--- Start SOURCE PASSAGE ---

On Wed, 2004-09-15 at 22:35, John Wilson wrote:
> On September 15, 2004 07:42 am, JoeHill wrote:
> > On Wed, 15 Sep 2004 09:25:59 -0400
> >
> > Ronald J. Hall disseminated the following:
> > > "I love my country but I fear my government"
> >
> > Amen to that. I think that's something that most people have in common, to
> > varying degrees, all over the world.
> >
> > > Having said that, just let me note that no matter how bad my government
> > > got, I'd never turn my back on my country, or disavow it.
> >
> > Well, I guess it depends on how you define 'country', at least to me. If
> > you mean the people around you, that you live with and work with, and all
> > the people that share your goals and values, basic to most of us, like
> > 'life, liberty, and the pursuit of happiness (of course, in Canada it's:
> > 'Life, Liberty, and the Security of the Person'...typical vague and somehow
> > disturbing Canadian shite), then of course no one would disavow their
> > country, IMO.

--- End SOURCE PASSAGE ---
--- Start ENTRIES PROVIDED ---

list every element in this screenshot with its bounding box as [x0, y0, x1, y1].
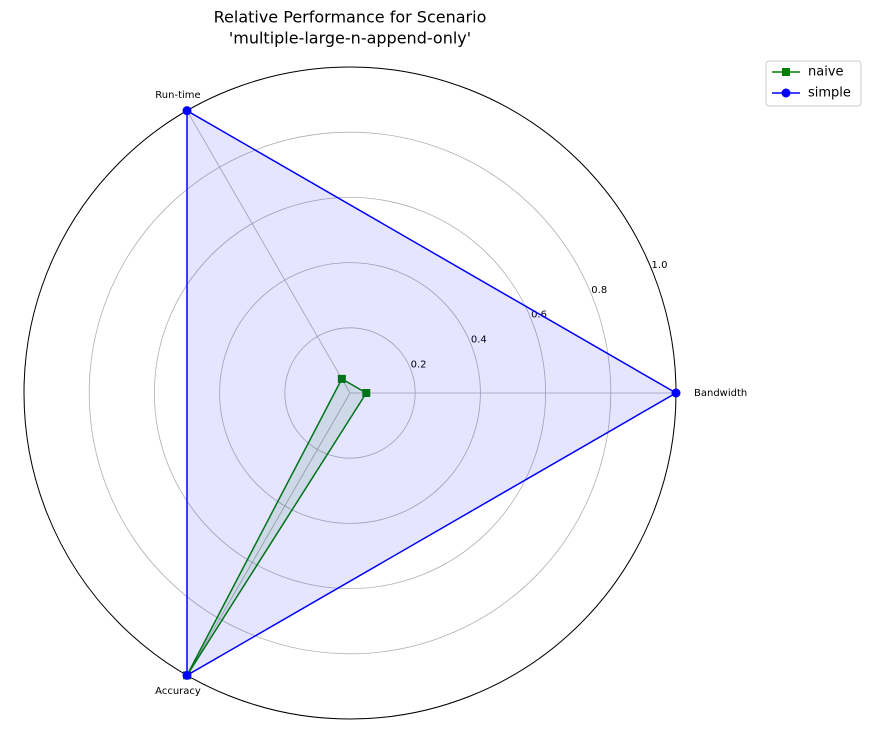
series-line [186, 377, 368, 676]
legend-label: naive [808, 65, 844, 80]
series-line [186, 109, 678, 677]
r-tick-label: 0.4 [471, 335, 487, 346]
r-tick-label: 0.2 [411, 360, 427, 371]
chart-title: Relative Performance for Scenario [214, 8, 487, 27]
legend-label: simple [808, 86, 851, 101]
chart-title: 'multiple-large-n-append-only' [229, 29, 471, 48]
marker [671, 388, 681, 398]
series-area [187, 110, 676, 676]
legend-marker [782, 68, 790, 76]
legend: naive simple [765, 60, 862, 107]
r-tick-label: 1.0 [652, 260, 668, 271]
marker [337, 374, 346, 383]
spoke [186, 110, 351, 394]
category-label: Run-time [155, 90, 200, 101]
legend-marker [781, 88, 791, 98]
spoke [186, 392, 351, 676]
marker [362, 389, 371, 397]
category-label: Accuracy [155, 686, 201, 697]
series-area [187, 378, 367, 676]
marker [182, 670, 192, 680]
marker [182, 106, 192, 116]
category-label: Bandwidth [694, 388, 747, 399]
r-tick-label: 0.6 [531, 310, 547, 321]
r-tick-label: 0.8 [591, 285, 607, 296]
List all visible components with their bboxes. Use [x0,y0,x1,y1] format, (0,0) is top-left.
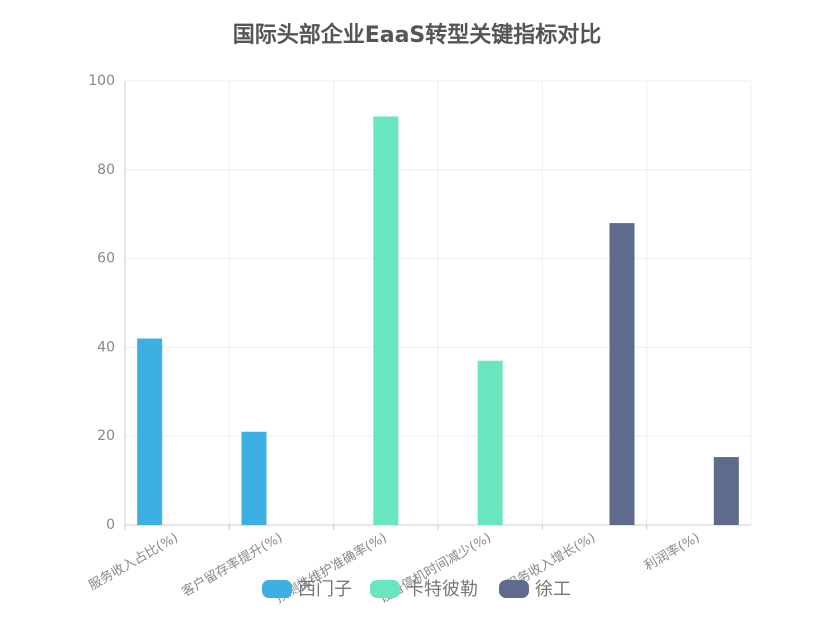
y-tick-label: 60 [97,251,115,267]
y-tick-label: 80 [97,162,115,178]
legend-swatch [262,580,292,598]
y-tick-label: 100 [88,73,115,89]
bar [137,338,163,525]
x-tick-label: 服务收入占比(%) [86,530,181,594]
chart-title: 国际头部企业EaaS转型关键指标对比 [233,22,602,48]
bar [241,431,267,525]
y-tick-label: 20 [97,428,115,444]
bar [713,457,739,525]
legend-swatch [499,580,529,598]
legend-swatch [370,580,400,598]
legend-label: 卡特彼勒 [406,579,478,600]
y-tick-label: 40 [97,339,115,355]
legend-label: 徐工 [535,579,571,600]
y-tick-label: 0 [106,517,115,533]
bar [609,223,635,525]
x-tick-label: 利润率(%) [641,530,702,575]
legend-label: 西门子 [298,579,352,600]
bar [373,116,399,526]
bar [477,360,503,525]
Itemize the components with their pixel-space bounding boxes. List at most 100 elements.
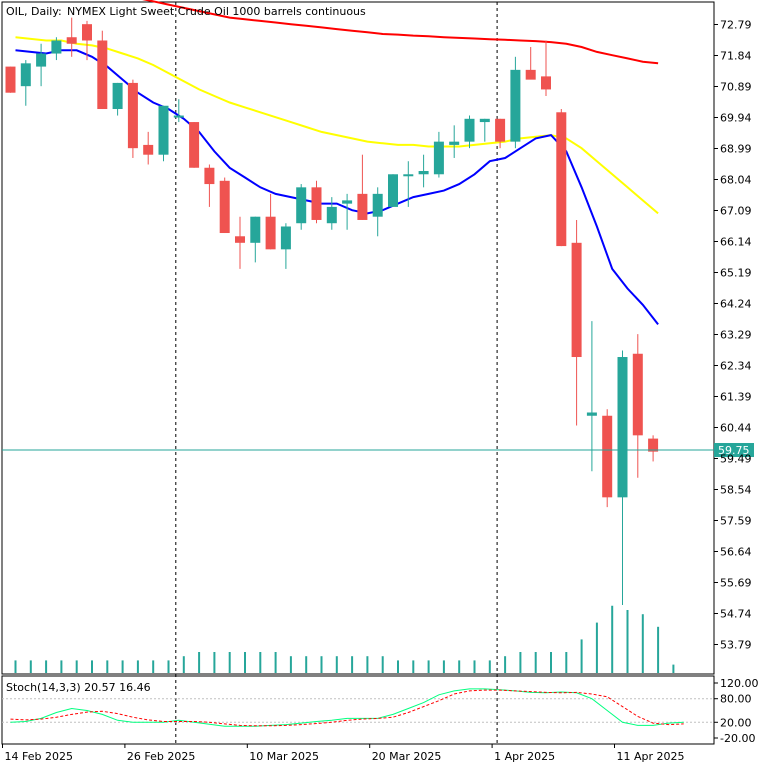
candle-body xyxy=(189,122,200,168)
stochastic-axis: 120.00 80.00 20.00 -20.00 xyxy=(714,677,759,745)
candle-body xyxy=(571,242,582,358)
candle-body xyxy=(5,66,16,93)
candle-body xyxy=(296,187,307,224)
candlesticks xyxy=(5,17,659,606)
candle xyxy=(648,435,659,462)
candle-body xyxy=(143,144,154,155)
candle-body xyxy=(66,37,77,44)
price-tick-label: 54.74 xyxy=(720,608,752,621)
candle-body xyxy=(158,105,169,155)
price-tick-label: 63.29 xyxy=(720,329,752,342)
price-tick-label: 64.24 xyxy=(720,298,752,311)
stoch-signal-line xyxy=(10,689,684,727)
candle-body xyxy=(586,412,597,416)
ma-fast-line xyxy=(15,49,659,326)
price-tick-label: 61.39 xyxy=(720,391,752,404)
date-axis: 14 Feb 2025 26 Feb 2025 10 Mar 2025 20 Mar … xyxy=(2,744,685,763)
candle xyxy=(235,216,245,269)
candle xyxy=(357,154,368,220)
date-tick-label: 20 Mar 2025 xyxy=(372,750,442,763)
candle-body xyxy=(173,115,184,118)
candle-body xyxy=(235,236,245,243)
candle-body xyxy=(495,118,506,142)
candle xyxy=(510,56,521,149)
candle xyxy=(66,17,77,57)
candle xyxy=(5,66,16,93)
chart-header-description: NYMEX Light Sweet Crude Oil 1000 barrels… xyxy=(67,5,366,18)
candle xyxy=(280,223,291,269)
candle-body xyxy=(82,24,92,41)
main-plot-frame xyxy=(1,1,715,675)
candle-body xyxy=(525,69,536,80)
candle xyxy=(388,174,398,207)
period-separators xyxy=(175,2,498,744)
price-tick-label: 67.09 xyxy=(720,205,752,218)
candle xyxy=(418,154,429,188)
stoch-tick-label: -20.00 xyxy=(720,732,755,745)
candle xyxy=(464,115,475,149)
candle xyxy=(525,47,536,80)
candle xyxy=(632,334,643,478)
current-price-tag xyxy=(714,443,754,458)
candle-body xyxy=(51,40,62,54)
price-tick-label: 69.94 xyxy=(720,112,752,125)
candle xyxy=(541,40,551,96)
price-tick-label: 56.64 xyxy=(720,546,752,559)
candle-body xyxy=(311,187,322,220)
price-tick-label: 59.49 xyxy=(720,453,752,466)
price-tick-label: 60.44 xyxy=(720,422,752,435)
price-tick-label: 71.84 xyxy=(720,50,752,63)
candle-body xyxy=(372,193,383,217)
candle xyxy=(326,197,337,230)
date-tick-label: 14 Feb 2025 xyxy=(5,750,73,763)
candle xyxy=(586,321,597,472)
candle-body xyxy=(510,69,521,142)
candle xyxy=(311,180,322,224)
candle-body xyxy=(403,174,414,177)
candle-body xyxy=(418,171,429,175)
candle-body xyxy=(464,118,475,142)
stochastic-oscillator xyxy=(2,688,714,727)
price-tick-label: 65.19 xyxy=(720,267,752,280)
price-tick-label: 58.54 xyxy=(720,484,752,497)
candle-body xyxy=(433,141,444,175)
candle-body xyxy=(632,353,643,436)
stoch-tick-label: 80.00 xyxy=(720,693,752,706)
candle xyxy=(204,164,215,207)
price-tick-label: 68.04 xyxy=(720,174,752,187)
date-tick-label: 11 Apr 2025 xyxy=(617,750,685,763)
candle xyxy=(449,125,460,158)
candle xyxy=(433,131,444,178)
candle-body xyxy=(250,216,261,243)
candle xyxy=(265,193,276,250)
moving-averages xyxy=(15,0,659,326)
candle xyxy=(250,216,261,263)
price-tick-label: 55.69 xyxy=(720,577,752,590)
candle xyxy=(97,30,108,110)
price-tick-label: 62.34 xyxy=(720,360,752,373)
candle xyxy=(127,79,138,158)
candle xyxy=(82,20,92,61)
date-tick-label: 10 Mar 2025 xyxy=(249,750,319,763)
candle-body xyxy=(127,82,138,149)
price-axis: 72.79 71.84 70.89 69.94 68.99 68.04 67.09 66.14… xyxy=(714,19,752,652)
candle xyxy=(479,118,490,142)
price-tick-label: 72.79 xyxy=(720,19,752,32)
price-tick-label: 66.14 xyxy=(720,236,752,249)
date-tick-label: 1 Apr 2025 xyxy=(494,750,555,763)
candle xyxy=(495,118,506,149)
stochastic-panel-frame xyxy=(1,675,715,745)
price-tick-label: 57.59 xyxy=(720,515,752,528)
current-price-line: 59.75 xyxy=(2,443,754,458)
candle-body xyxy=(388,174,398,207)
candle-body xyxy=(357,193,368,220)
candle xyxy=(173,99,184,123)
candle-body xyxy=(449,141,460,145)
candle-body xyxy=(648,438,659,452)
candle-body xyxy=(617,357,628,498)
candle-body xyxy=(204,167,215,185)
candle xyxy=(617,350,628,606)
candle xyxy=(143,131,154,165)
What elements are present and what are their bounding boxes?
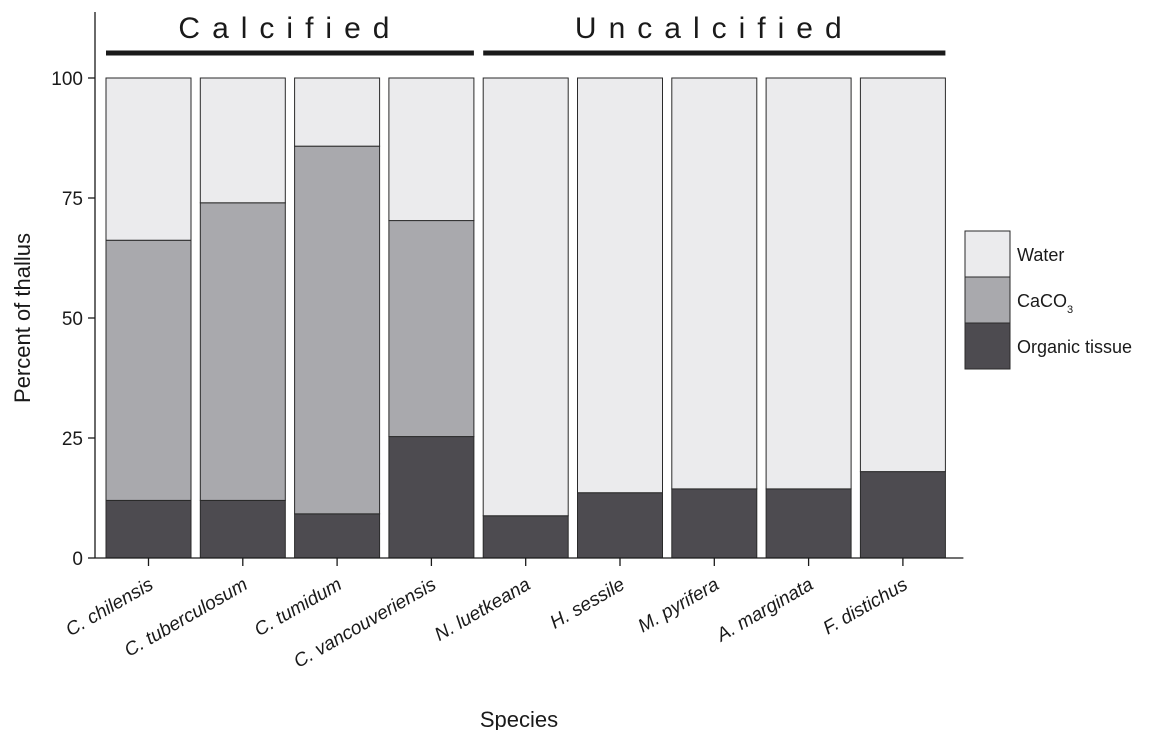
x-tick-label: F. distichus <box>820 574 912 639</box>
x-tick-label: A. marginata <box>712 574 817 647</box>
bar-segment-water <box>577 77 663 494</box>
legend-swatch <box>964 230 1011 278</box>
bar-segment-organic-tissue <box>765 488 852 559</box>
bar-segment-caco3 <box>388 220 475 438</box>
bar-segment-water <box>388 77 475 222</box>
bar-segment-organic-tissue <box>859 471 946 559</box>
bar-segment-water <box>294 77 381 147</box>
bar-segment-organic-tissue <box>482 515 569 559</box>
group-label: Uncalcified <box>575 12 854 45</box>
legend-label: Water <box>1017 245 1064 265</box>
y-tick-label: 0 <box>72 549 83 570</box>
legend-label: CaCO3 <box>1017 291 1073 316</box>
bar-segment-water <box>199 77 286 204</box>
legend-label: Organic tissue <box>1017 337 1132 357</box>
bar-segment-water <box>671 77 758 490</box>
legend-subscript: 3 <box>1067 304 1073 316</box>
legend-swatch <box>964 276 1011 324</box>
y-tick-label: 100 <box>51 69 83 90</box>
bar-segment-organic-tissue <box>199 499 286 559</box>
y-axis-title: Percent of thallus <box>10 233 35 403</box>
bar-segment-organic-tissue <box>105 499 192 559</box>
bar-segment-caco3 <box>105 239 192 501</box>
bar-segment-water <box>859 77 946 473</box>
bar-segment-organic-tissue <box>577 492 663 559</box>
bar-segment-organic-tissue <box>294 513 381 559</box>
x-tick-label: M. pyrifera <box>635 574 723 637</box>
y-tick-label: 75 <box>62 189 83 210</box>
legend-swatch <box>964 322 1011 370</box>
bar-segment-water <box>482 77 569 517</box>
x-axis-title: Species <box>480 707 558 730</box>
bar-segment-caco3 <box>294 145 381 515</box>
group-label: Calcified <box>178 12 401 45</box>
legend: Water CaCO3 Organic tissue <box>964 230 1132 370</box>
bar-segment-caco3 <box>199 202 286 501</box>
y-tick-label: 50 <box>62 309 83 330</box>
bar-segment-water <box>105 77 192 241</box>
bar-segment-water <box>765 77 852 490</box>
group-headers: Calcified Uncalcified <box>106 12 946 56</box>
x-tick-label: H. sessile <box>547 574 629 633</box>
y-tick-label: 25 <box>62 429 83 450</box>
bar-segment-organic-tissue <box>671 488 758 559</box>
x-tick-label: N. luetkeana <box>431 574 534 646</box>
bar-segment-organic-tissue <box>388 436 475 559</box>
bars <box>105 77 946 559</box>
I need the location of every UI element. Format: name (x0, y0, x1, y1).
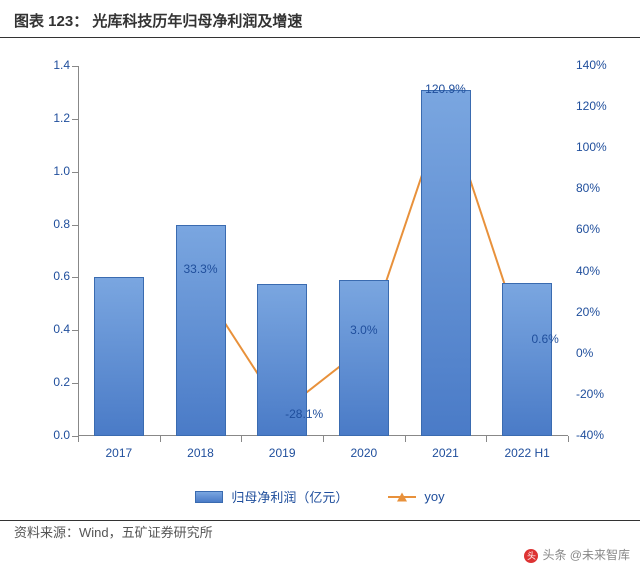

--- End ENTRIES PROVIDED ---

**WRITTEN TASK A**
In the mailing-list exchange, what wording is given for Canada in place of "life, liberty, and the pursuit of happiness"?
**WRITTEN TASK B**
Rewrite the paragraph of the mailing-list exchange that begins "Well, I guess it depends" in two sentences or fewer, keeping its main points.
The rows are separate material, unrelated to the mailing-list exchange.

**RESULT A**
"Life, Liberty, and the Security of the Person."

**RESULT B**
The writer says the answer depends on how "country" is defined. If it means the people one lives and works with who share basic goals and values, such as "life, liberty, and the pursuit of happiness" (or Canada's vague and somehow disturbing "Life, Liberty, and the Security of the Person"), then in the writer's opinion no one would disavow it.